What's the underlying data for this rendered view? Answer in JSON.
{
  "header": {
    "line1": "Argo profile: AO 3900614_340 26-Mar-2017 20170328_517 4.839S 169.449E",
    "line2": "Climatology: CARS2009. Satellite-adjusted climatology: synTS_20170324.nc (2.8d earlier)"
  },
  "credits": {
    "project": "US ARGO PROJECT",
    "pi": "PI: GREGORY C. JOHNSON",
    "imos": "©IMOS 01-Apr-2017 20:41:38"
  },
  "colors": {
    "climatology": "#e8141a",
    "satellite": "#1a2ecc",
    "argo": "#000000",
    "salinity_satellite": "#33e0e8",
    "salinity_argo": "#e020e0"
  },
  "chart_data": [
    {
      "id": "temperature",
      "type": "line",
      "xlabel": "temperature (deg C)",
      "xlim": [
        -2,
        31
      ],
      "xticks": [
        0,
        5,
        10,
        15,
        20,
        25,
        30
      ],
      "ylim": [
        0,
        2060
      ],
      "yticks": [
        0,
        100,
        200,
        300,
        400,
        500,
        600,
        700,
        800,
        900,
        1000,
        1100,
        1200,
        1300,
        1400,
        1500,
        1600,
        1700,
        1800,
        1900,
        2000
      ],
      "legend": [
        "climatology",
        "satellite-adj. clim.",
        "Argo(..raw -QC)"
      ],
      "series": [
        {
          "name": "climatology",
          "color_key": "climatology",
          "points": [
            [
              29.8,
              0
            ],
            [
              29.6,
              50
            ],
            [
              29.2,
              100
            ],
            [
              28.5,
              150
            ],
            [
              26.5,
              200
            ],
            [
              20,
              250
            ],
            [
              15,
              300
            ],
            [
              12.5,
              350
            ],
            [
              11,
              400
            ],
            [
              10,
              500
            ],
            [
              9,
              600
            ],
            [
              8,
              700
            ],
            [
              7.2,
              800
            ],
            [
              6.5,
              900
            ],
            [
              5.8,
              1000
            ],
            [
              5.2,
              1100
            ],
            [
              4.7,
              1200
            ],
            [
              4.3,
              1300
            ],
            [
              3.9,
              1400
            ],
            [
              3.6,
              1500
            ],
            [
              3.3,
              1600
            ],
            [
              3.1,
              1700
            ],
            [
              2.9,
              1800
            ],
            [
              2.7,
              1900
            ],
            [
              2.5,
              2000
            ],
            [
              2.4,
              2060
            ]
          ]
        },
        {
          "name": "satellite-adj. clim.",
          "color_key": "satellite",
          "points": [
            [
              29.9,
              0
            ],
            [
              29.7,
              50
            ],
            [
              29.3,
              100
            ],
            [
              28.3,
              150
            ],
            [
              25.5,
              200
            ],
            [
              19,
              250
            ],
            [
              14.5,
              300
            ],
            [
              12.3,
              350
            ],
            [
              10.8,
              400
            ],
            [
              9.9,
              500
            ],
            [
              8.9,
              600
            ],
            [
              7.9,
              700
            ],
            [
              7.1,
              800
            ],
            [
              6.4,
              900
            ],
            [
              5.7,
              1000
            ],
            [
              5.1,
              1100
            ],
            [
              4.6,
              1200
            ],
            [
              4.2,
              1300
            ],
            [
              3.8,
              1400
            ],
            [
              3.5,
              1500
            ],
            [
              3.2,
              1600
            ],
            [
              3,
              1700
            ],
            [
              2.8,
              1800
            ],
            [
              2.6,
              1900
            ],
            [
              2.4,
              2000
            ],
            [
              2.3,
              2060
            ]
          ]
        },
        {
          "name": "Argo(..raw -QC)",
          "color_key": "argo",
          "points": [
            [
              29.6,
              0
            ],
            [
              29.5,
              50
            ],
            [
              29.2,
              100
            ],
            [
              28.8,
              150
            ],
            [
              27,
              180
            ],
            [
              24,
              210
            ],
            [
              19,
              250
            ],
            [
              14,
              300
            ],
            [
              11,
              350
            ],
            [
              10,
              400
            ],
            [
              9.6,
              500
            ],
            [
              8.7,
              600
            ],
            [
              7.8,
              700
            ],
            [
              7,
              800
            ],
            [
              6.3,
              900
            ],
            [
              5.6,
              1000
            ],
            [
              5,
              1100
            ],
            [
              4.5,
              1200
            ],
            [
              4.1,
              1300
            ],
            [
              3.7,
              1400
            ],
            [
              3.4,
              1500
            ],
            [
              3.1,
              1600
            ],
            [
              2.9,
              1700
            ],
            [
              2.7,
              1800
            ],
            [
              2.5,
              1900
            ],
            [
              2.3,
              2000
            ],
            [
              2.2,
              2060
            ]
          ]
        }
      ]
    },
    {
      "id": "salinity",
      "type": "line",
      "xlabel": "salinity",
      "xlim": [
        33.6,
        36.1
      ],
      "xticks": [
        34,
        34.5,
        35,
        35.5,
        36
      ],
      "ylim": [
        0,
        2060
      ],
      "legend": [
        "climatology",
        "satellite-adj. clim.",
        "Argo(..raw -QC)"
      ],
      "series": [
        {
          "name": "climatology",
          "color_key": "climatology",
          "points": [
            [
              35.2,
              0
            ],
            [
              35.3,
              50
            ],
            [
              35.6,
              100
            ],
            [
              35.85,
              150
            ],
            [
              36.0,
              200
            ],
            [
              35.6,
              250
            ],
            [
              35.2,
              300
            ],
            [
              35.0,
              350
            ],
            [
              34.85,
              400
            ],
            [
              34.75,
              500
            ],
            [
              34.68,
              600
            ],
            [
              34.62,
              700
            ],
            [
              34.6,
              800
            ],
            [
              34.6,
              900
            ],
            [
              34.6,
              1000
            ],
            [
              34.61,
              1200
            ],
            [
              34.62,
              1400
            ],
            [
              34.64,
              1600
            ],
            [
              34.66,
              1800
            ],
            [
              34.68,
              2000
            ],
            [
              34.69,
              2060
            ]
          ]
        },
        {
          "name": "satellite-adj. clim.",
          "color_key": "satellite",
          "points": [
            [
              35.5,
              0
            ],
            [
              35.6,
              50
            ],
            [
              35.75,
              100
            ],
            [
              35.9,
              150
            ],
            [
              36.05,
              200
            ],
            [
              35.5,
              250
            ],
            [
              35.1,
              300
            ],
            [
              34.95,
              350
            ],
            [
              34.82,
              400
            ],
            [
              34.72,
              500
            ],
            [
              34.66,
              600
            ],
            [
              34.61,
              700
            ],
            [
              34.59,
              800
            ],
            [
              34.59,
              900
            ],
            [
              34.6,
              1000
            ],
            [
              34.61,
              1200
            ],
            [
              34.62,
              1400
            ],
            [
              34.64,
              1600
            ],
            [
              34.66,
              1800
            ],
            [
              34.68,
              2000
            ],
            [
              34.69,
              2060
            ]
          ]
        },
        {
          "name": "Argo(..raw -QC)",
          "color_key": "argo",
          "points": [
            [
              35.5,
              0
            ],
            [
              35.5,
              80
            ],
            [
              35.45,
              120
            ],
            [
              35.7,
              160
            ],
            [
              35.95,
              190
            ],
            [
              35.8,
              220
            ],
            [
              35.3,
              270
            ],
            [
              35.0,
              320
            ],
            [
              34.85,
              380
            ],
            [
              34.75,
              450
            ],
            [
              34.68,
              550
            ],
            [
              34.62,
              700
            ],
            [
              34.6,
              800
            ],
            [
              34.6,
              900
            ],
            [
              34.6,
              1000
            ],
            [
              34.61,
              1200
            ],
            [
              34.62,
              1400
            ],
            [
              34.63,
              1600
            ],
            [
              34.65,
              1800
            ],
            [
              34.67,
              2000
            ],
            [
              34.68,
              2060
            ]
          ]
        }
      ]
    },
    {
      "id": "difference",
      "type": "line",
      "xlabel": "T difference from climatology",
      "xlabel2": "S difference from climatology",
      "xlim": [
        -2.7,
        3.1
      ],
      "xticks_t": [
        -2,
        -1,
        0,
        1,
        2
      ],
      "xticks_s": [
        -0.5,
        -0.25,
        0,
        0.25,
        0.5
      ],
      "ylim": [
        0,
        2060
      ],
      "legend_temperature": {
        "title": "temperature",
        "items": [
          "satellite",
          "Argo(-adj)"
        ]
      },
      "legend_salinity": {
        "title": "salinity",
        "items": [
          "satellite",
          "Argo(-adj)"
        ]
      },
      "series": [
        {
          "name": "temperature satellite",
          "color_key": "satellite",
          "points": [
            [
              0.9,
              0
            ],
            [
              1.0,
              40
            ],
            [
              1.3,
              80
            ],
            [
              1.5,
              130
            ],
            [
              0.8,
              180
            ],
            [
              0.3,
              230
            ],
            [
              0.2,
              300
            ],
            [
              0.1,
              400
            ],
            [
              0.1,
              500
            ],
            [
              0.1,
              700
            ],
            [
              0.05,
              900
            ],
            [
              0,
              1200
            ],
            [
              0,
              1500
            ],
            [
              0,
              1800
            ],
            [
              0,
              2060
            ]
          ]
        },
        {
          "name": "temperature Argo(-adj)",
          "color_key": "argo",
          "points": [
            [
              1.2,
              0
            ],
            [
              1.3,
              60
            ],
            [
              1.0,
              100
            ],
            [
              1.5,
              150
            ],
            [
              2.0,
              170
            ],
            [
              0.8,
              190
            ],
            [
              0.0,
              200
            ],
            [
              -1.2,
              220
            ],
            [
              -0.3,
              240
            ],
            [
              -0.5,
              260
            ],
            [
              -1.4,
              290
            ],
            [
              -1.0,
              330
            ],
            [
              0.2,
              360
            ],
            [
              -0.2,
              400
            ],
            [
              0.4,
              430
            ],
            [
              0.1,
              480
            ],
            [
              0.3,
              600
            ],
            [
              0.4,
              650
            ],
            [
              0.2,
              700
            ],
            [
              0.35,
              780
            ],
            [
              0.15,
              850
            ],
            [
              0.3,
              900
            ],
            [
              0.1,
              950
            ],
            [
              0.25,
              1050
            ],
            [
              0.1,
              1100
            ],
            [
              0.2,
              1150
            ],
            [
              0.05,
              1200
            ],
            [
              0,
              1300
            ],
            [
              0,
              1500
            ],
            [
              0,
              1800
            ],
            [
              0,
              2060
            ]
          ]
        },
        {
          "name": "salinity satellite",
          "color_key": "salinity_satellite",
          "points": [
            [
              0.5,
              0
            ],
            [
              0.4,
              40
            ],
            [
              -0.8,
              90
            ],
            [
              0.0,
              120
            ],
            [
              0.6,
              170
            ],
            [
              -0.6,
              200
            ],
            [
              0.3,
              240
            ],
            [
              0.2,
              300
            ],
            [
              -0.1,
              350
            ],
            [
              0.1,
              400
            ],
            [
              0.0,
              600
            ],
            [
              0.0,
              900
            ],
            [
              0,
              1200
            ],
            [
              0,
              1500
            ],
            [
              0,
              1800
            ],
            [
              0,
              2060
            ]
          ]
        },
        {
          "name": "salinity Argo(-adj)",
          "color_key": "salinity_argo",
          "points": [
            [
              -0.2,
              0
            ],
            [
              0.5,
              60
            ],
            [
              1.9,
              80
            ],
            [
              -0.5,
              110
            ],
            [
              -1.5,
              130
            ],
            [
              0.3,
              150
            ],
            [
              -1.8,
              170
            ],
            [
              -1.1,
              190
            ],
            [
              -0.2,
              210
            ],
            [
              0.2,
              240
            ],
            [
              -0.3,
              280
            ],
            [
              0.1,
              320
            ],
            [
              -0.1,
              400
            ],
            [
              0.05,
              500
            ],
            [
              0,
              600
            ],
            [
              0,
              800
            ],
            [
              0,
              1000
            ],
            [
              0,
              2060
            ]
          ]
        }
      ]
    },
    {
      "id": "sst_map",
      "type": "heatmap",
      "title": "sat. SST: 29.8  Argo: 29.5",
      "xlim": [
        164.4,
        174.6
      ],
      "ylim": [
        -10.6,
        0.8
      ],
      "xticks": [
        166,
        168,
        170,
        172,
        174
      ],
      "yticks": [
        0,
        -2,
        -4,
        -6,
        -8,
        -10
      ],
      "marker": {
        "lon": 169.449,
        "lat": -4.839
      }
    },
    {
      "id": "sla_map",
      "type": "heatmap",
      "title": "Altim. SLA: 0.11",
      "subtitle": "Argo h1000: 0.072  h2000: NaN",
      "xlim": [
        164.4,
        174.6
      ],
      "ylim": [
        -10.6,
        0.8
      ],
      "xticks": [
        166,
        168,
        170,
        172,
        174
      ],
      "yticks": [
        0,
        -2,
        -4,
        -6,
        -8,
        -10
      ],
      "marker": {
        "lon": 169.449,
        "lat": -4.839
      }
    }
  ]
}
####################
Count how many lines of the listing above include "name" and report that number alone.

• Full answer: 10